> **Goal**:
Among the records below, find each line that includes the string "उपलब" and copy it.

--------------------------------

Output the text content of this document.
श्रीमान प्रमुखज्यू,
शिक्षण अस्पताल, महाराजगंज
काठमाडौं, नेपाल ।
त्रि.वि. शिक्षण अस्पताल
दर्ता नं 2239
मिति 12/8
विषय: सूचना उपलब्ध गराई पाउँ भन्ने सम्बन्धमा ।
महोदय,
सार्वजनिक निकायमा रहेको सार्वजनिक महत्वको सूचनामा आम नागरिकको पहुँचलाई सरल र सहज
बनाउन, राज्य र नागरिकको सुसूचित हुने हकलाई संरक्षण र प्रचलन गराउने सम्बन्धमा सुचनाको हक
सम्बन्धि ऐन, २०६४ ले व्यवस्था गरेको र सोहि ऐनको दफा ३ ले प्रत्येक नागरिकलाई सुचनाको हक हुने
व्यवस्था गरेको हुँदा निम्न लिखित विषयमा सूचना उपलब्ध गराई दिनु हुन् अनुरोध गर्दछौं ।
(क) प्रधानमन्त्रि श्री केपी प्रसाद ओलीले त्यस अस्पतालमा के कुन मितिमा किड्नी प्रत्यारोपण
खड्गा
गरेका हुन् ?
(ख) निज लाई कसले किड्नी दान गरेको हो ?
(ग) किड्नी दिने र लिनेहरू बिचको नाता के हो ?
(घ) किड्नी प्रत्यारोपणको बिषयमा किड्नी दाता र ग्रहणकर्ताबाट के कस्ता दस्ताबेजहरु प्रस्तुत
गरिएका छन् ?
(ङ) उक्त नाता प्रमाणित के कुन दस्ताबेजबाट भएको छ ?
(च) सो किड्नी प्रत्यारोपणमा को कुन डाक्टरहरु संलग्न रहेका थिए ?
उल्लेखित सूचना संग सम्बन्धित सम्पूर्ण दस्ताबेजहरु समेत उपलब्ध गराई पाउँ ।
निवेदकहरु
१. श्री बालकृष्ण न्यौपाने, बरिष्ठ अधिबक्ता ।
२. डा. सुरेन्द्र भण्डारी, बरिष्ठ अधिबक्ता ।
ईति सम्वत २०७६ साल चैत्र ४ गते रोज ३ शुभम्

--------------------------------

> **Result**:
विषय: सूचना उपलब्ध गराई पाउँ भन्ने सम्बन्धमा ।
व्यवस्था गरेको हुँदा निम्न लिखित विषयमा सूचना उपलब्ध गराई दिनु हुन् अनुरोध गर्दछौं ।
उल्लेखित सूचना संग सम्बन्धित सम्पूर्ण दस्ताबेजहरु समेत उपलब्ध गराई पाउँ ।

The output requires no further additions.